START

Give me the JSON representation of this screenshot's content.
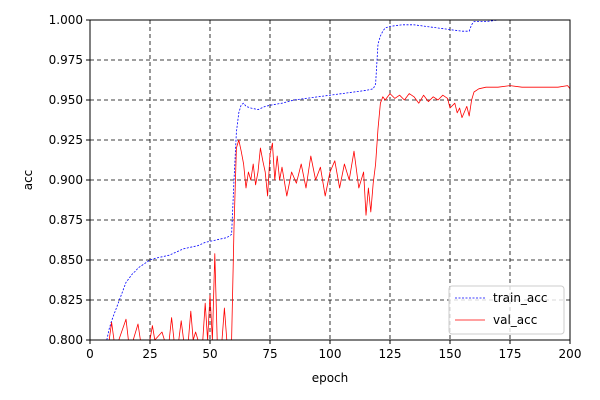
{
  "chart_data": {
    "type": "line",
    "xlabel": "epoch",
    "ylabel": "acc",
    "xlim": [
      0,
      200
    ],
    "ylim": [
      0.8,
      1.0
    ],
    "xticks": [
      0,
      25,
      50,
      75,
      100,
      125,
      150,
      175,
      200
    ],
    "yticks": [
      "0.800",
      "0.825",
      "0.850",
      "0.875",
      "0.900",
      "0.925",
      "0.950",
      "0.975",
      "1.000"
    ],
    "grid": true,
    "legend_loc": "lower-right",
    "series": [
      {
        "name": "train_acc",
        "color": "#0000ff",
        "style": "dashed",
        "points": [
          [
            7,
            0.8
          ],
          [
            8,
            0.807
          ],
          [
            9,
            0.812
          ],
          [
            10,
            0.816
          ],
          [
            11,
            0.82
          ],
          [
            12,
            0.824
          ],
          [
            13,
            0.828
          ],
          [
            14,
            0.832
          ],
          [
            15,
            0.836
          ],
          [
            16,
            0.838
          ],
          [
            17,
            0.84
          ],
          [
            18,
            0.842
          ],
          [
            19,
            0.843
          ],
          [
            20,
            0.845
          ],
          [
            21,
            0.846
          ],
          [
            22,
            0.847
          ],
          [
            23,
            0.848
          ],
          [
            24,
            0.849
          ],
          [
            25,
            0.85
          ],
          [
            27,
            0.851
          ],
          [
            30,
            0.852
          ],
          [
            33,
            0.853
          ],
          [
            36,
            0.855
          ],
          [
            39,
            0.857
          ],
          [
            42,
            0.858
          ],
          [
            45,
            0.859
          ],
          [
            48,
            0.861
          ],
          [
            51,
            0.862
          ],
          [
            54,
            0.863
          ],
          [
            57,
            0.864
          ],
          [
            59,
            0.866
          ],
          [
            60,
            0.9
          ],
          [
            61,
            0.93
          ],
          [
            62,
            0.942
          ],
          [
            63,
            0.947
          ],
          [
            64,
            0.948
          ],
          [
            65,
            0.946
          ],
          [
            67,
            0.945
          ],
          [
            70,
            0.944
          ],
          [
            73,
            0.946
          ],
          [
            76,
            0.947
          ],
          [
            80,
            0.948
          ],
          [
            85,
            0.95
          ],
          [
            90,
            0.951
          ],
          [
            95,
            0.952
          ],
          [
            100,
            0.953
          ],
          [
            105,
            0.954
          ],
          [
            110,
            0.955
          ],
          [
            115,
            0.956
          ],
          [
            118,
            0.957
          ],
          [
            119,
            0.96
          ],
          [
            120,
            0.985
          ],
          [
            121,
            0.99
          ],
          [
            122,
            0.993
          ],
          [
            123,
            0.995
          ],
          [
            125,
            0.996
          ],
          [
            130,
            0.997
          ],
          [
            135,
            0.997
          ],
          [
            140,
            0.996
          ],
          [
            145,
            0.995
          ],
          [
            150,
            0.994
          ],
          [
            155,
            0.993
          ],
          [
            158,
            0.993
          ],
          [
            159,
            0.997
          ],
          [
            160,
            0.999
          ],
          [
            165,
            0.999
          ],
          [
            170,
            1.0
          ],
          [
            180,
            1.0
          ],
          [
            190,
            1.0
          ],
          [
            200,
            1.0
          ]
        ]
      },
      {
        "name": "val_acc",
        "color": "#ff0000",
        "style": "solid",
        "points": [
          [
            8,
            0.8
          ],
          [
            9,
            0.811
          ],
          [
            10,
            0.8
          ],
          [
            12,
            0.8
          ],
          [
            15,
            0.813
          ],
          [
            16,
            0.8
          ],
          [
            18,
            0.8
          ],
          [
            20,
            0.81
          ],
          [
            21,
            0.8
          ],
          [
            25,
            0.8
          ],
          [
            26,
            0.809
          ],
          [
            27,
            0.8
          ],
          [
            30,
            0.805
          ],
          [
            31,
            0.8
          ],
          [
            33,
            0.8
          ],
          [
            34,
            0.814
          ],
          [
            35,
            0.8
          ],
          [
            37,
            0.8
          ],
          [
            38,
            0.812
          ],
          [
            39,
            0.8
          ],
          [
            41,
            0.8
          ],
          [
            42,
            0.818
          ],
          [
            43,
            0.8
          ],
          [
            44,
            0.805
          ],
          [
            45,
            0.8
          ],
          [
            47,
            0.8
          ],
          [
            48,
            0.823
          ],
          [
            49,
            0.8
          ],
          [
            50,
            0.828
          ],
          [
            51,
            0.8
          ],
          [
            52,
            0.854
          ],
          [
            53,
            0.8
          ],
          [
            55,
            0.8
          ],
          [
            56,
            0.82
          ],
          [
            57,
            0.8
          ],
          [
            58,
            0.8
          ],
          [
            59,
            0.8
          ],
          [
            60,
            0.87
          ],
          [
            61,
            0.92
          ],
          [
            62,
            0.925
          ],
          [
            63,
            0.918
          ],
          [
            64,
            0.91
          ],
          [
            65,
            0.895
          ],
          [
            66,
            0.905
          ],
          [
            67,
            0.9
          ],
          [
            68,
            0.91
          ],
          [
            69,
            0.897
          ],
          [
            70,
            0.905
          ],
          [
            71,
            0.92
          ],
          [
            72,
            0.912
          ],
          [
            73,
            0.905
          ],
          [
            74,
            0.89
          ],
          [
            75,
            0.916
          ],
          [
            76,
            0.923
          ],
          [
            77,
            0.9
          ],
          [
            78,
            0.915
          ],
          [
            79,
            0.9
          ],
          [
            80,
            0.908
          ],
          [
            82,
            0.89
          ],
          [
            84,
            0.905
          ],
          [
            86,
            0.898
          ],
          [
            88,
            0.91
          ],
          [
            90,
            0.895
          ],
          [
            92,
            0.915
          ],
          [
            94,
            0.9
          ],
          [
            96,
            0.908
          ],
          [
            98,
            0.89
          ],
          [
            100,
            0.905
          ],
          [
            102,
            0.912
          ],
          [
            104,
            0.895
          ],
          [
            106,
            0.91
          ],
          [
            108,
            0.9
          ],
          [
            110,
            0.918
          ],
          [
            112,
            0.895
          ],
          [
            114,
            0.905
          ],
          [
            115,
            0.878
          ],
          [
            116,
            0.895
          ],
          [
            117,
            0.88
          ],
          [
            118,
            0.898
          ],
          [
            119,
            0.91
          ],
          [
            120,
            0.932
          ],
          [
            121,
            0.948
          ],
          [
            122,
            0.952
          ],
          [
            123,
            0.95
          ],
          [
            125,
            0.954
          ],
          [
            127,
            0.951
          ],
          [
            129,
            0.953
          ],
          [
            131,
            0.95
          ],
          [
            133,
            0.954
          ],
          [
            135,
            0.952
          ],
          [
            137,
            0.948
          ],
          [
            139,
            0.953
          ],
          [
            141,
            0.949
          ],
          [
            143,
            0.952
          ],
          [
            145,
            0.95
          ],
          [
            147,
            0.953
          ],
          [
            149,
            0.951
          ],
          [
            150,
            0.945
          ],
          [
            152,
            0.948
          ],
          [
            153,
            0.942
          ],
          [
            154,
            0.945
          ],
          [
            155,
            0.939
          ],
          [
            157,
            0.946
          ],
          [
            158,
            0.94
          ],
          [
            159,
            0.95
          ],
          [
            160,
            0.955
          ],
          [
            162,
            0.957
          ],
          [
            165,
            0.958
          ],
          [
            170,
            0.958
          ],
          [
            175,
            0.959
          ],
          [
            180,
            0.958
          ],
          [
            185,
            0.958
          ],
          [
            190,
            0.958
          ],
          [
            195,
            0.958
          ],
          [
            199,
            0.959
          ],
          [
            200,
            0.957
          ]
        ]
      }
    ]
  }
}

END

The entries above should be reproduced exactly, without their pictures.

Give me the JSON representation of this screenshot's content.
{
  "chart_data": {
    "type": "line",
    "xlabel": "epoch",
    "ylabel": "acc",
    "xlim": [
      0,
      200
    ],
    "ylim": [
      0.8,
      1.0
    ],
    "xticks": [
      0,
      25,
      50,
      75,
      100,
      125,
      150,
      175,
      200
    ],
    "yticks": [
      "0.800",
      "0.825",
      "0.850",
      "0.875",
      "0.900",
      "0.925",
      "0.950",
      "0.975",
      "1.000"
    ],
    "grid": true,
    "legend_loc": "lower-right",
    "series": [
      {
        "name": "train_acc",
        "color": "#0000ff",
        "style": "dashed",
        "points": [
          [
            7,
            0.8
          ],
          [
            8,
            0.807
          ],
          [
            9,
            0.812
          ],
          [
            10,
            0.816
          ],
          [
            11,
            0.82
          ],
          [
            12,
            0.824
          ],
          [
            13,
            0.828
          ],
          [
            14,
            0.832
          ],
          [
            15,
            0.836
          ],
          [
            16,
            0.838
          ],
          [
            17,
            0.84
          ],
          [
            18,
            0.842
          ],
          [
            19,
            0.843
          ],
          [
            20,
            0.845
          ],
          [
            21,
            0.846
          ],
          [
            22,
            0.847
          ],
          [
            23,
            0.848
          ],
          [
            24,
            0.849
          ],
          [
            25,
            0.85
          ],
          [
            27,
            0.851
          ],
          [
            30,
            0.852
          ],
          [
            33,
            0.853
          ],
          [
            36,
            0.855
          ],
          [
            39,
            0.857
          ],
          [
            42,
            0.858
          ],
          [
            45,
            0.859
          ],
          [
            48,
            0.861
          ],
          [
            51,
            0.862
          ],
          [
            54,
            0.863
          ],
          [
            57,
            0.864
          ],
          [
            59,
            0.866
          ],
          [
            60,
            0.9
          ],
          [
            61,
            0.93
          ],
          [
            62,
            0.942
          ],
          [
            63,
            0.947
          ],
          [
            64,
            0.948
          ],
          [
            65,
            0.946
          ],
          [
            67,
            0.945
          ],
          [
            70,
            0.944
          ],
          [
            73,
            0.946
          ],
          [
            76,
            0.947
          ],
          [
            80,
            0.948
          ],
          [
            85,
            0.95
          ],
          [
            90,
            0.951
          ],
          [
            95,
            0.952
          ],
          [
            100,
            0.953
          ],
          [
            105,
            0.954
          ],
          [
            110,
            0.955
          ],
          [
            115,
            0.956
          ],
          [
            118,
            0.957
          ],
          [
            119,
            0.96
          ],
          [
            120,
            0.985
          ],
          [
            121,
            0.99
          ],
          [
            122,
            0.993
          ],
          [
            123,
            0.995
          ],
          [
            125,
            0.996
          ],
          [
            130,
            0.997
          ],
          [
            135,
            0.997
          ],
          [
            140,
            0.996
          ],
          [
            145,
            0.995
          ],
          [
            150,
            0.994
          ],
          [
            155,
            0.993
          ],
          [
            158,
            0.993
          ],
          [
            159,
            0.997
          ],
          [
            160,
            0.999
          ],
          [
            165,
            0.999
          ],
          [
            170,
            1.0
          ],
          [
            180,
            1.0
          ],
          [
            190,
            1.0
          ],
          [
            200,
            1.0
          ]
        ]
      },
      {
        "name": "val_acc",
        "color": "#ff0000",
        "style": "solid",
        "points": [
          [
            8,
            0.8
          ],
          [
            9,
            0.811
          ],
          [
            10,
            0.8
          ],
          [
            12,
            0.8
          ],
          [
            15,
            0.813
          ],
          [
            16,
            0.8
          ],
          [
            18,
            0.8
          ],
          [
            20,
            0.81
          ],
          [
            21,
            0.8
          ],
          [
            25,
            0.8
          ],
          [
            26,
            0.809
          ],
          [
            27,
            0.8
          ],
          [
            30,
            0.805
          ],
          [
            31,
            0.8
          ],
          [
            33,
            0.8
          ],
          [
            34,
            0.814
          ],
          [
            35,
            0.8
          ],
          [
            37,
            0.8
          ],
          [
            38,
            0.812
          ],
          [
            39,
            0.8
          ],
          [
            41,
            0.8
          ],
          [
            42,
            0.818
          ],
          [
            43,
            0.8
          ],
          [
            44,
            0.805
          ],
          [
            45,
            0.8
          ],
          [
            47,
            0.8
          ],
          [
            48,
            0.823
          ],
          [
            49,
            0.8
          ],
          [
            50,
            0.828
          ],
          [
            51,
            0.8
          ],
          [
            52,
            0.854
          ],
          [
            53,
            0.8
          ],
          [
            55,
            0.8
          ],
          [
            56,
            0.82
          ],
          [
            57,
            0.8
          ],
          [
            58,
            0.8
          ],
          [
            59,
            0.8
          ],
          [
            60,
            0.87
          ],
          [
            61,
            0.92
          ],
          [
            62,
            0.925
          ],
          [
            63,
            0.918
          ],
          [
            64,
            0.91
          ],
          [
            65,
            0.895
          ],
          [
            66,
            0.905
          ],
          [
            67,
            0.9
          ],
          [
            68,
            0.91
          ],
          [
            69,
            0.897
          ],
          [
            70,
            0.905
          ],
          [
            71,
            0.92
          ],
          [
            72,
            0.912
          ],
          [
            73,
            0.905
          ],
          [
            74,
            0.89
          ],
          [
            75,
            0.916
          ],
          [
            76,
            0.923
          ],
          [
            77,
            0.9
          ],
          [
            78,
            0.915
          ],
          [
            79,
            0.9
          ],
          [
            80,
            0.908
          ],
          [
            82,
            0.89
          ],
          [
            84,
            0.905
          ],
          [
            86,
            0.898
          ],
          [
            88,
            0.91
          ],
          [
            90,
            0.895
          ],
          [
            92,
            0.915
          ],
          [
            94,
            0.9
          ],
          [
            96,
            0.908
          ],
          [
            98,
            0.89
          ],
          [
            100,
            0.905
          ],
          [
            102,
            0.912
          ],
          [
            104,
            0.895
          ],
          [
            106,
            0.91
          ],
          [
            108,
            0.9
          ],
          [
            110,
            0.918
          ],
          [
            112,
            0.895
          ],
          [
            114,
            0.905
          ],
          [
            115,
            0.878
          ],
          [
            116,
            0.895
          ],
          [
            117,
            0.88
          ],
          [
            118,
            0.898
          ],
          [
            119,
            0.91
          ],
          [
            120,
            0.932
          ],
          [
            121,
            0.948
          ],
          [
            122,
            0.952
          ],
          [
            123,
            0.95
          ],
          [
            125,
            0.954
          ],
          [
            127,
            0.951
          ],
          [
            129,
            0.953
          ],
          [
            131,
            0.95
          ],
          [
            133,
            0.954
          ],
          [
            135,
            0.952
          ],
          [
            137,
            0.948
          ],
          [
            139,
            0.953
          ],
          [
            141,
            0.949
          ],
          [
            143,
            0.952
          ],
          [
            145,
            0.95
          ],
          [
            147,
            0.953
          ],
          [
            149,
            0.951
          ],
          [
            150,
            0.945
          ],
          [
            152,
            0.948
          ],
          [
            153,
            0.942
          ],
          [
            154,
            0.945
          ],
          [
            155,
            0.939
          ],
          [
            157,
            0.946
          ],
          [
            158,
            0.94
          ],
          [
            159,
            0.95
          ],
          [
            160,
            0.955
          ],
          [
            162,
            0.957
          ],
          [
            165,
            0.958
          ],
          [
            170,
            0.958
          ],
          [
            175,
            0.959
          ],
          [
            180,
            0.958
          ],
          [
            185,
            0.958
          ],
          [
            190,
            0.958
          ],
          [
            195,
            0.958
          ],
          [
            199,
            0.959
          ],
          [
            200,
            0.957
          ]
        ]
      }
    ]
  }
}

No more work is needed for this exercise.